++++ Information provided ++++

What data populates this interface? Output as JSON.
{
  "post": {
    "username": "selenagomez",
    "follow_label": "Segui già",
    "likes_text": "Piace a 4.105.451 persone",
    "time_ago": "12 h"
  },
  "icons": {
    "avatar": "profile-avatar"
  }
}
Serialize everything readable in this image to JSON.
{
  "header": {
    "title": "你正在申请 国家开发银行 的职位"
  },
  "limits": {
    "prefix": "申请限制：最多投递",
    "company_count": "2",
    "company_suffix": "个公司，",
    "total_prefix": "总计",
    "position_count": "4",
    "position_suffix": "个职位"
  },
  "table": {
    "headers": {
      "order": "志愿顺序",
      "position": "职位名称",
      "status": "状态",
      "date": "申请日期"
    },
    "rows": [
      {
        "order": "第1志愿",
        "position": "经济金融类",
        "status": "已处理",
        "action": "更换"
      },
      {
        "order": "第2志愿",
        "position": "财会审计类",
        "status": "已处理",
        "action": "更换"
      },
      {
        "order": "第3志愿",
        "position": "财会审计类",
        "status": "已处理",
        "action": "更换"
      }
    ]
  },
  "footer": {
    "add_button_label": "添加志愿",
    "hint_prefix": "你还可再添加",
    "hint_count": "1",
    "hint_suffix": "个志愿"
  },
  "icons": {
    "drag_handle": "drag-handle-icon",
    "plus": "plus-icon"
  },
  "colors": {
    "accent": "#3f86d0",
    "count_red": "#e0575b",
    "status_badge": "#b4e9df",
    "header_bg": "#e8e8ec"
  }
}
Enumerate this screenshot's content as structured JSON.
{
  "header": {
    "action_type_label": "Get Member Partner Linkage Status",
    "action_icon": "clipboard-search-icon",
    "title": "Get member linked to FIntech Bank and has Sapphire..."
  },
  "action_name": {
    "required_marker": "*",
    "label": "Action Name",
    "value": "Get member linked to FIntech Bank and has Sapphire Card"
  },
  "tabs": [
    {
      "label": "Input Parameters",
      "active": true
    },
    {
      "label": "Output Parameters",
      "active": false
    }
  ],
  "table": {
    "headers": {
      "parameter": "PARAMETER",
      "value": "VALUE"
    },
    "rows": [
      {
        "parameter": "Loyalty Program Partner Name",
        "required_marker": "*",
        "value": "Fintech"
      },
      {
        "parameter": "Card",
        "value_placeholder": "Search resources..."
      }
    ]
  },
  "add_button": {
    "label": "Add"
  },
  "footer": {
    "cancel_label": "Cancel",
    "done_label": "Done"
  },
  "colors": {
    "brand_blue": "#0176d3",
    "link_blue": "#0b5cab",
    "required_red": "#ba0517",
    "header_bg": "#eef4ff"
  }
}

++++

▶ **Do this**: Can you restate every record above word for word?

▶ **Solution to this exercise**:
What data populates this interface? Output as JSON.
{
  "post": {
    "username": "selenagomez",
    "follow_label": "Segui già",
    "likes_text": "Piace a 4.105.451 persone",
    "time_ago": "12 h"
  },
  "icons": {
    "avatar": "profile-avatar"
  }
}
Serialize everything readable in this image to JSON.
{
  "header": {
    "title": "你正在申请 国家开发银行 的职位"
  },
  "limits": {
    "prefix": "申请限制：最多投递",
    "company_count": "2",
    "company_suffix": "个公司，",
    "total_prefix": "总计",
    "position_count": "4",
    "position_suffix": "个职位"
  },
  "table": {
    "headers": {
      "order": "志愿顺序",
      "position": "职位名称",
      "status": "状态",
      "date": "申请日期"
    },
    "rows": [
      {
        "order": "第1志愿",
        "position": "经济金融类",
        "status": "已处理",
        "action": "更换"
      },
      {
        "order": "第2志愿",
        "position": "财会审计类",
        "status": "已处理",
        "action": "更换"
      },
      {
        "order": "第3志愿",
        "position": "财会审计类",
        "status": "已处理",
        "action": "更换"
      }
    ]
  },
  "footer": {
    "add_button_label": "添加志愿",
    "hint_prefix": "你还可再添加",
    "hint_count": "1",
    "hint_suffix": "个志愿"
  },
  "icons": {
    "drag_handle": "drag-handle-icon",
    "plus": "plus-icon"
  },
  "colors": {
    "accent": "#3f86d0",
    "count_red": "#e0575b",
    "status_badge": "#b4e9df",
    "header_bg": "#e8e8ec"
  }
}
Enumerate this screenshot's content as structured JSON.
{
  "header": {
    "action_type_label": "Get Member Partner Linkage Status",
    "action_icon": "clipboard-search-icon",
    "title": "Get member linked to FIntech Bank and has Sapphire..."
  },
  "action_name": {
    "required_marker": "*",
    "label": "Action Name",
    "value": "Get member linked to FIntech Bank and has Sapphire Card"
  },
  "tabs": [
    {
      "label": "Input Parameters",
      "active": true
    },
    {
      "label": "Output Parameters",
      "active": false
    }
  ],
  "table": {
    "headers": {
      "parameter": "PARAMETER",
      "value": "VALUE"
    },
    "rows": [
      {
        "parameter": "Loyalty Program Partner Name",
        "required_marker": "*",
        "value": "Fintech"
      },
      {
        "parameter": "Card",
        "value_placeholder": "Search resources..."
      }
    ]
  },
  "add_button": {
    "label": "Add"
  },
  "footer": {
    "cancel_label": "Cancel",
    "done_label": "Done"
  },
  "colors": {
    "brand_blue": "#0176d3",
    "link_blue": "#0b5cab",
    "required_red": "#ba0517",
    "header_bg": "#eef4ff"
  }
}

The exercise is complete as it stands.